Extracted data entries:
..............................

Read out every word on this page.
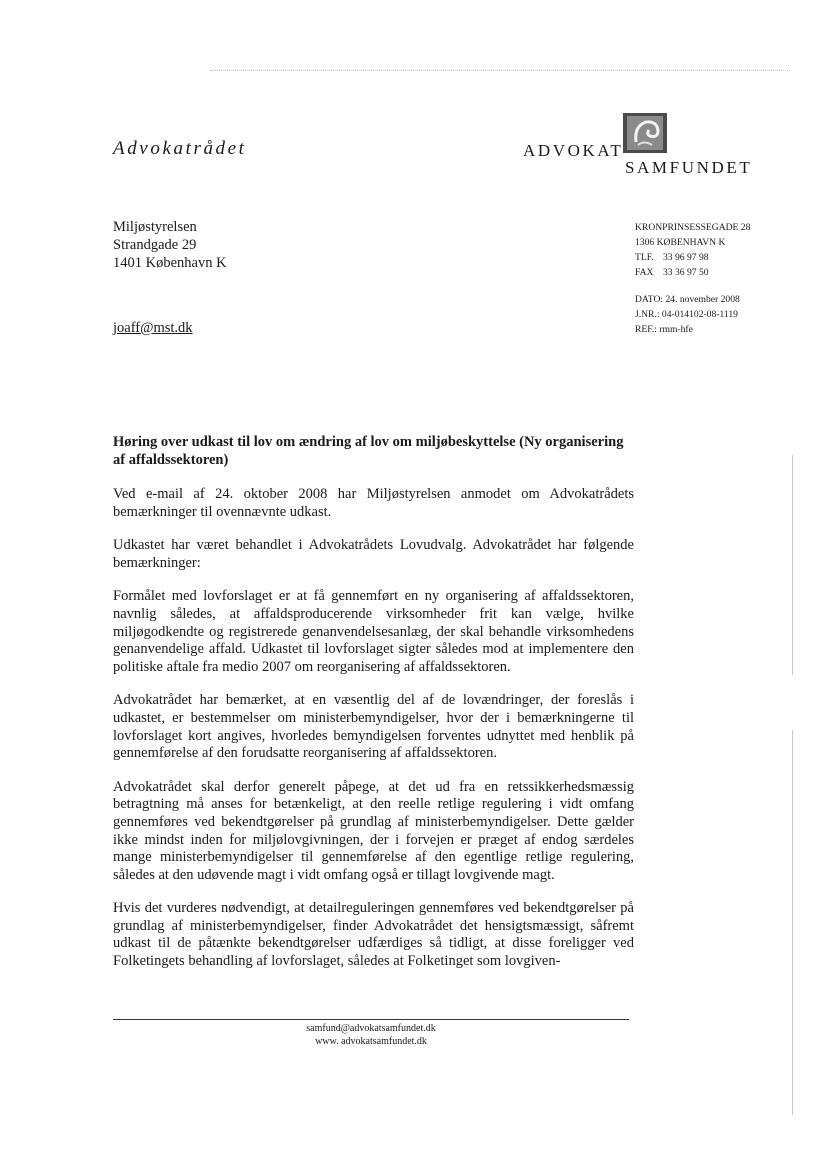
Advokatrådet	ADVOKAT
SAMFUNDET
Miljøstyrelsen
Strandgade 29
1401 København K
joaff@mst.dk
KRONPRINSESSEGADE 28
1306 KØBENHAVN K
TLF. 33 96 97 98
FAX 33 36 97 50
DATO: 24. november 2008
J.NR.: 04-014102-08-1119
REF.: rmm-hfe

Høring over udkast til lov om ændring af lov om miljøbeskyttelse (Ny organisering af affaldssektoren)

Ved e-mail af 24. oktober 2008 har Miljøstyrelsen anmodet om Advokatrådets bemærkninger til ovennævnte udkast.

Udkastet har været behandlet i Advokatrådets Lovudvalg. Advokatrådet har følgende bemærkninger:

Formålet med lovforslaget er at få gennemført en ny organisering af affaldssektoren, navnlig således, at affaldsproducerende virksomheder frit kan vælge, hvilke miljøgodkendte og registrerede genanvendelsesanlæg, der skal behandle virksomhedens genanvendelige affald. Udkastet til lovforslaget sigter således mod at implementere den politiske aftale fra medio 2007 om reorganisering af affaldssektoren.

Advokatrådet har bemærket, at en væsentlig del af de lovændringer, der foreslås i udkastet, er bestemmelser om ministerbemyndigelser, hvor der i bemærkningerne til lovforslaget kort angives, hvorledes bemyndigelsen forventes udnyttet med henblik på gennemførelse af den forudsatte reorganisering af affaldssektoren.

Advokatrådet skal derfor generelt påpege, at det ud fra en retssikkerhedsmæssig betragtning må anses for betænkeligt, at den reelle retlige regulering i vidt omfang gennemføres ved bekendtgørelser på grundlag af ministerbemyndigelser. Dette gælder ikke mindst inden for miljølovgivningen, der i forvejen er præget af endog særdeles mange ministerbemyndigelser til gennemførelse af den egentlige retlige regulering, således at den udøvende magt i vidt omfang også er tillagt lovgivende magt.

Hvis det vurderes nødvendigt, at detailreguleringen gennemføres ved bekendtgørelser på grundlag af ministerbemyndigelser, finder Advokatrådet det hensigtsmæssigt, såfremt udkast til de påtænkte bekendtgørelser udfærdiges så tidligt, at disse foreligger ved Folketingets behandling af lovforslaget, således at Folketinget som lovgiven-

samfund@advokatsamfundet.dk
www. advokatsamfundet.dk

..............................

== GIVEN PROBLEM ==
Go through the listing above and list every line that has the word "gennemføres".

== EXERCISE OUTPUT ==
Advokatrådet skal derfor generelt påpege, at det ud fra en retssikkerhedsmæssig betragtning må anses for betænkeligt, at den reelle retlige regulering i vidt omfang gennemføres ved bekendtgørelser på grundlag af ministerbemyndigelser. Dette gælder ikke mindst inden for miljølovgivningen, der i forvejen er præget af endog særdeles mange ministerbemyndigelser til gennemførelse af den egentlige retlige regulering, således at den udøvende magt i vidt omfang også er tillagt lovgivende magt.
Hvis det vurderes nødvendigt, at detailreguleringen gennemføres ved bekendtgørelser på grundlag af ministerbemyndigelser, finder Advokatrådet det hensigtsmæssigt, såfremt udkast til de påtænkte bekendtgørelser udfærdiges så tidligt, at disse foreligger ved Folketingets behandling af lovforslaget, således at Folketinget som lovgiven-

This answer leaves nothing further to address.